__PROBLEM STATEMENT__:
Exactly repeat the material, dropping only the pictures.

Saved entries:
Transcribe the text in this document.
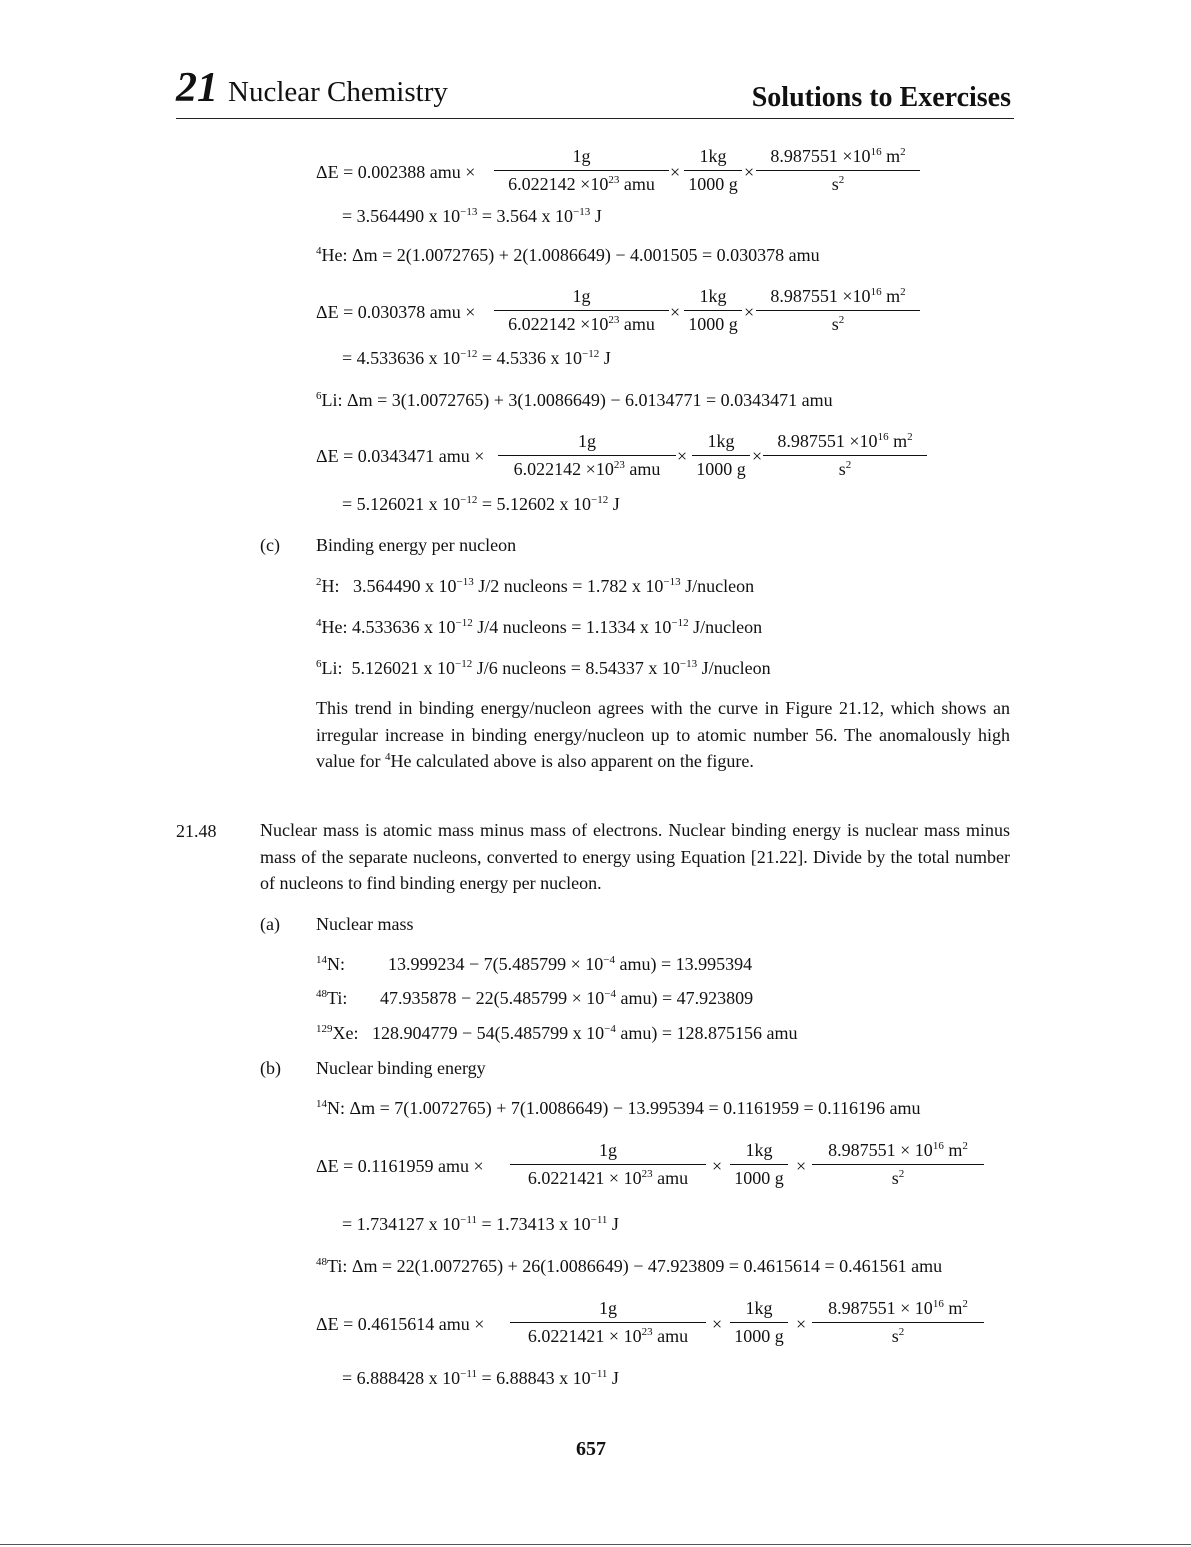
21 Nuclear Chemistry	Solutions to Exercises
ΔE = 0.002388 amu ×
1g
$6.022142 \times 10^{23}$ amu
×
1kg
1000 g
×
$8.987551 \times 10^{16}$ $m^2$
$s^2$
= 3.564490 x $10^{-13} = 3.564$ x $10^{-13}$ J
$^4$He: Δm = 2(1.0072765) + 2(1.0086649) − 4.001505 = 0.030378 amu
ΔE = 0.030378 amu ×
1g
$6.022142 \times 10^{23}$ amu
×
1kg
1000 g
×
$8.987551 \times 10^{16}$ $m^2$
$s^2$
= 4.533636 x $10^{-12} = 4.5336$ x $10^{-12}$ J
$^6$Li: Δm = 3(1.0072765) + 3(1.0086649) − 6.0134771 = 0.0343471 amu
ΔE = 0.0343471 amu ×
1g
$6.022142 \times 10^{23}$ amu
×
1kg
1000 g
×
$8.987551 \times 10^{16}$ $m^2$
$s^2$
= 5.126021 x $10^{-12} = 5.12602$ x $10^{-12}$ J
(c) Binding energy per nucleon
$^2$H: 3.564490 x $10^{-13}$ J/2 nucleons = 1.782 x $10^{-13}$ J/nucleon
$^4$He: 4.533636 x $10^{-12}$ J/4 nucleons = 1.1334 x $10^{-12}$ J/nucleon
$^6$Li: 5.126021 x $10^{-12}$ J/6 nucleons = 8.54337 x $10^{-13}$ J/nucleon
This trend in binding energy/nucleon agrees with the curve in Figure 21.12, which shows an irregular increase in binding energy/nucleon up to atomic number 56. The anomalously high value for $^4$He calculated above is also apparent on the figure.
21.48 Nuclear mass is atomic mass minus mass of electrons. Nuclear binding energy is nuclear mass minus mass of the separate nucleons, converted to energy using Equation [21.22]. Divide by the total number of nucleons to find binding energy per nucleon.
(a) Nuclear mass
$^{14}$N: $13.999234 - 7(5.485799 \times 10^{-4}$ amu) = 13.995394
$^{48}$Ti: $47.935878 - 22(5.485799 \times 10^{-4}$ amu) = 47.923809
$^{129}$Xe: 128.904779 − 54(5.485799 x $10^{-4}$ amu) = 128.875156 amu
(b) Nuclear binding energy
$^{14}$N: Δm = 7(1.0072765) + 7(1.0086649) − 13.995394 = 0.1161959 = 0.116196 amu
ΔE = 0.1161959 amu ×
1g
$6.0221421 \times 10^{23}$ amu
×
1kg
1000 g
×
$8.987551 \times 10^{16}$ $m^2$
$s^2$
= 1.734127 x $10^{-11} = 1.73413$ x $10^{-11}$ J
$^{48}$Ti: Δm = 22(1.0072765) + 26(1.0086649) − 47.923809 = 0.4615614 = 0.461561 amu
ΔE = 0.4615614 amu ×
1g
$6.0221421 \times 10^{23}$ amu
×
1kg
1000 g
×
$8.987551 \times 10^{16}$ $m^2$
$s^2$
= 6.888428 x $10^{-11} = 6.88843$ x $10^{-11}$ J
657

__THE RESULT__:
Transcribe the text in this document.
21 Nuclear Chemistry	Solutions to Exercises
ΔE = 0.002388 amu ×
1g
$6.022142 \times 10^{23}$ amu
×
1kg
1000 g
×
$8.987551 \times 10^{16}$ $m^2$
$s^2$
= 3.564490 x $10^{-13} = 3.564$ x $10^{-13}$ J
$^4$He: Δm = 2(1.0072765) + 2(1.0086649) − 4.001505 = 0.030378 amu
ΔE = 0.030378 amu ×
1g
$6.022142 \times 10^{23}$ amu
×
1kg
1000 g
×
$8.987551 \times 10^{16}$ $m^2$
$s^2$
= 4.533636 x $10^{-12} = 4.5336$ x $10^{-12}$ J
$^6$Li: Δm = 3(1.0072765) + 3(1.0086649) − 6.0134771 = 0.0343471 amu
ΔE = 0.0343471 amu ×
1g
$6.022142 \times 10^{23}$ amu
×
1kg
1000 g
×
$8.987551 \times 10^{16}$ $m^2$
$s^2$
= 5.126021 x $10^{-12} = 5.12602$ x $10^{-12}$ J
(c) Binding energy per nucleon
$^2$H: 3.564490 x $10^{-13}$ J/2 nucleons = 1.782 x $10^{-13}$ J/nucleon
$^4$He: 4.533636 x $10^{-12}$ J/4 nucleons = 1.1334 x $10^{-12}$ J/nucleon
$^6$Li: 5.126021 x $10^{-12}$ J/6 nucleons = 8.54337 x $10^{-13}$ J/nucleon
This trend in binding energy/nucleon agrees with the curve in Figure 21.12, which shows an irregular increase in binding energy/nucleon up to atomic number 56. The anomalously high value for $^4$He calculated above is also apparent on the figure.
21.48 Nuclear mass is atomic mass minus mass of electrons. Nuclear binding energy is nuclear mass minus mass of the separate nucleons, converted to energy using Equation [21.22]. Divide by the total number of nucleons to find binding energy per nucleon.
(a) Nuclear mass
$^{14}$N: $13.999234 - 7(5.485799 \times 10^{-4}$ amu) = 13.995394
$^{48}$Ti: $47.935878 - 22(5.485799 \times 10^{-4}$ amu) = 47.923809
$^{129}$Xe: 128.904779 − 54(5.485799 x $10^{-4}$ amu) = 128.875156 amu
(b) Nuclear binding energy
$^{14}$N: Δm = 7(1.0072765) + 7(1.0086649) − 13.995394 = 0.1161959 = 0.116196 amu
ΔE = 0.1161959 amu ×
1g
$6.0221421 \times 10^{23}$ amu
×
1kg
1000 g
×
$8.987551 \times 10^{16}$ $m^2$
$s^2$
= 1.734127 x $10^{-11} = 1.73413$ x $10^{-11}$ J
$^{48}$Ti: Δm = 22(1.0072765) + 26(1.0086649) − 47.923809 = 0.4615614 = 0.461561 amu
ΔE = 0.4615614 amu ×
1g
$6.0221421 \times 10^{23}$ amu
×
1kg
1000 g
×
$8.987551 \times 10^{16}$ $m^2$
$s^2$
= 6.888428 x $10^{-11} = 6.88843$ x $10^{-11}$ J
657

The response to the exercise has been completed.